ENTRIES SHOWN =
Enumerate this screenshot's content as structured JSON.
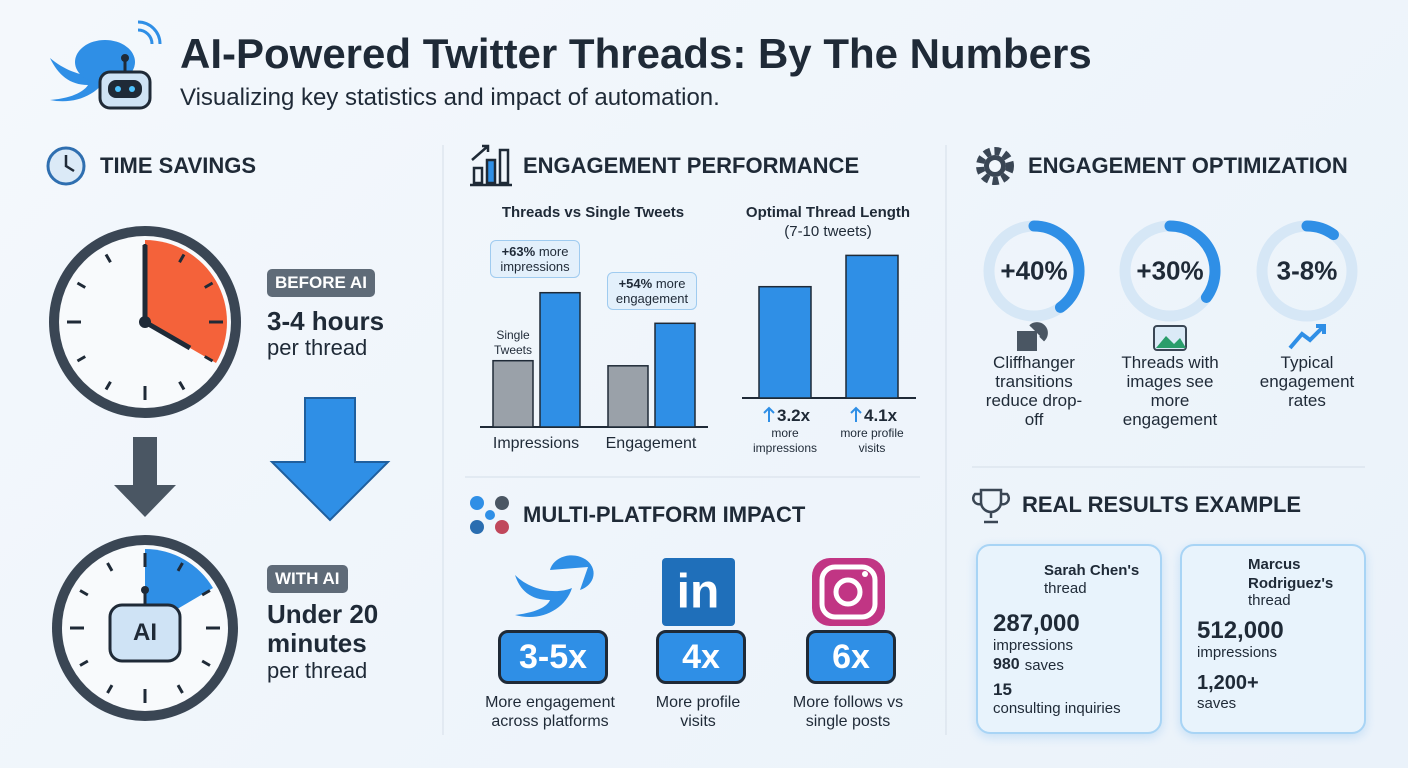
{
  "header": {
    "title": "AI-Powered Twitter Threads: By The Numbers",
    "subtitle": "Visualizing key statistics and impact of automation."
  },
  "time_savings": {
    "title": "TIME SAVINGS",
    "clock_label": "AI",
    "before": {
      "badge": "BEFORE AI",
      "value": "3-4 hours",
      "unit": "per thread"
    },
    "after": {
      "badge": "WITH AI",
      "value": "Under 20 minutes",
      "unit": "per thread"
    }
  },
  "engagement_performance": {
    "title": "ENGAGEMENT PERFORMANCE",
    "threads_vs_single": {
      "type": "bar",
      "title": "Threads vs Single Tweets",
      "categories": [
        "Impressions",
        "Engagement"
      ],
      "ylim": [
        0,
        100
      ],
      "series": [
        {
          "name": "Single Tweets",
          "color": "#9aa1a9",
          "values": [
            39,
            36
          ]
        },
        {
          "color": "#2f8fe6",
          "values": [
            79,
            61
          ]
        }
      ],
      "callouts": [
        {
          "value": "+63%",
          "text": "more impressions"
        },
        {
          "value": "+54%",
          "text": "more engagement"
        }
      ]
    },
    "optimal_length": {
      "type": "bar",
      "title": "Optimal Thread Length",
      "subtitle": "(7-10 tweets)",
      "color": "#2f8fe6",
      "ylim": [
        0,
        4.6
      ],
      "values": [
        3.2,
        4.1
      ],
      "value_labels": [
        "3.2x",
        "4.1x"
      ],
      "captions": [
        "more impressions",
        "more profile visits"
      ]
    }
  },
  "multi_platform": {
    "title": "MULTI-PLATFORM IMPACT",
    "linkedin_logo": "in",
    "items": [
      {
        "value": "3-5x",
        "text": "More engagement across platforms"
      },
      {
        "value": "4x",
        "text": "More profile visits"
      },
      {
        "value": "6x",
        "text": "More follows vs single posts"
      }
    ]
  },
  "engagement_optimization": {
    "title": "ENGAGEMENT OPTIMIZATION",
    "items": [
      {
        "value": "+40%",
        "progress": 40,
        "text": "Cliffhanger transitions reduce drop-off"
      },
      {
        "value": "+30%",
        "progress": 35,
        "text": "Threads with images see more engagement"
      },
      {
        "value": "3-8%",
        "progress": 10,
        "text": "Typical engagement rates"
      }
    ]
  },
  "real_results": {
    "title": "REAL RESULTS EXAMPLE",
    "cards": [
      {
        "name": "Sarah Chen's",
        "suffix": "thread",
        "stats": [
          {
            "value": "287,000",
            "label": "impressions"
          },
          {
            "value": "980",
            "label": "saves"
          },
          {
            "value": "15",
            "label": "consulting inquiries"
          }
        ]
      },
      {
        "name": "Marcus Rodriguez's",
        "suffix": "thread",
        "stats": [
          {
            "value": "512,000",
            "label": "impressions"
          },
          {
            "value": "1,200+",
            "label": "saves"
          }
        ]
      }
    ]
  }
}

THE REQUEST =
Leave out the pictures and copy everything else in the records word for word.

SOLUTION =
Enumerate this screenshot's content as structured JSON.
{
  "header": {
    "title": "AI-Powered Twitter Threads: By The Numbers",
    "subtitle": "Visualizing key statistics and impact of automation."
  },
  "time_savings": {
    "title": "TIME SAVINGS",
    "clock_label": "AI",
    "before": {
      "badge": "BEFORE AI",
      "value": "3-4 hours",
      "unit": "per thread"
    },
    "after": {
      "badge": "WITH AI",
      "value": "Under 20 minutes",
      "unit": "per thread"
    }
  },
  "engagement_performance": {
    "title": "ENGAGEMENT PERFORMANCE",
    "threads_vs_single": {
      "type": "bar",
      "title": "Threads vs Single Tweets",
      "categories": [
        "Impressions",
        "Engagement"
      ],
      "ylim": [
        0,
        100
      ],
      "series": [
        {
          "name": "Single Tweets",
          "color": "#9aa1a9",
          "values": [
            39,
            36
          ]
        },
        {
          "color": "#2f8fe6",
          "values": [
            79,
            61
          ]
        }
      ],
      "callouts": [
        {
          "value": "+63%",
          "text": "more impressions"
        },
        {
          "value": "+54%",
          "text": "more engagement"
        }
      ]
    },
    "optimal_length": {
      "type": "bar",
      "title": "Optimal Thread Length",
      "subtitle": "(7-10 tweets)",
      "color": "#2f8fe6",
      "ylim": [
        0,
        4.6
      ],
      "values": [
        3.2,
        4.1
      ],
      "value_labels": [
        "3.2x",
        "4.1x"
      ],
      "captions": [
        "more impressions",
        "more profile visits"
      ]
    }
  },
  "multi_platform": {
    "title": "MULTI-PLATFORM IMPACT",
    "linkedin_logo": "in",
    "items": [
      {
        "value": "3-5x",
        "text": "More engagement across platforms"
      },
      {
        "value": "4x",
        "text": "More profile visits"
      },
      {
        "value": "6x",
        "text": "More follows vs single posts"
      }
    ]
  },
  "engagement_optimization": {
    "title": "ENGAGEMENT OPTIMIZATION",
    "items": [
      {
        "value": "+40%",
        "progress": 40,
        "text": "Cliffhanger transitions reduce drop-off"
      },
      {
        "value": "+30%",
        "progress": 35,
        "text": "Threads with images see more engagement"
      },
      {
        "value": "3-8%",
        "progress": 10,
        "text": "Typical engagement rates"
      }
    ]
  },
  "real_results": {
    "title": "REAL RESULTS EXAMPLE",
    "cards": [
      {
        "name": "Sarah Chen's",
        "suffix": "thread",
        "stats": [
          {
            "value": "287,000",
            "label": "impressions"
          },
          {
            "value": "980",
            "label": "saves"
          },
          {
            "value": "15",
            "label": "consulting inquiries"
          }
        ]
      },
      {
        "name": "Marcus Rodriguez's",
        "suffix": "thread",
        "stats": [
          {
            "value": "512,000",
            "label": "impressions"
          },
          {
            "value": "1,200+",
            "label": "saves"
          }
        ]
      }
    ]
  }
}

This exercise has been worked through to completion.